TASK STATEMENT:
Narrow the data below down to the lines containing "label".

DATA ROWS:
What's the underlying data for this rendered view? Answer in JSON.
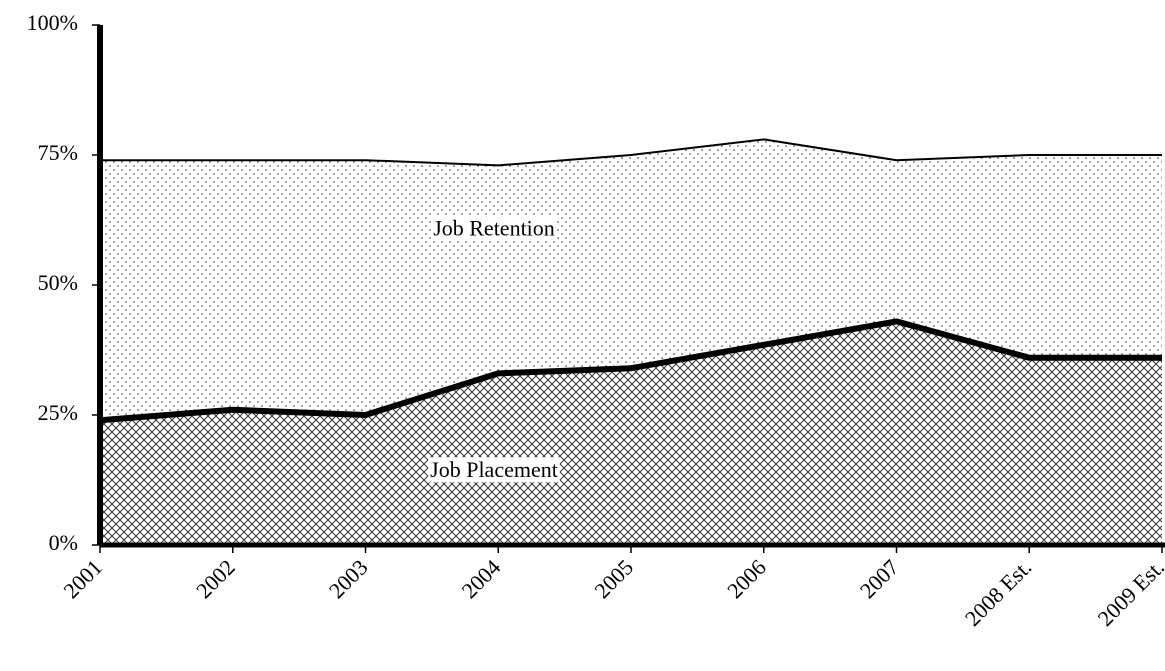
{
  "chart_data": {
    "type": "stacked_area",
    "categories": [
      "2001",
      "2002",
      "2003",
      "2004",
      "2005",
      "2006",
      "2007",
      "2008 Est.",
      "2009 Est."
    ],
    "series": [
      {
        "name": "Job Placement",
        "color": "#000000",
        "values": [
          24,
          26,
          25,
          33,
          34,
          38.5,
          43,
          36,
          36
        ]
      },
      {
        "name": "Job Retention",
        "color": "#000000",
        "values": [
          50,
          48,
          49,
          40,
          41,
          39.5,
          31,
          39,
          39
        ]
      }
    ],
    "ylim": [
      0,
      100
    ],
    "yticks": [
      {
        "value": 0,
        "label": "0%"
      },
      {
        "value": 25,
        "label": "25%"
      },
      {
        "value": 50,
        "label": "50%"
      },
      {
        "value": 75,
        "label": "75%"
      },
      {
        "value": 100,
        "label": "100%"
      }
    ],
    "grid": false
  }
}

ANSWER:
        "label": "0%"
        "label": "25%"
        "label": "50%"
        "label": "75%"
        "label": "100%"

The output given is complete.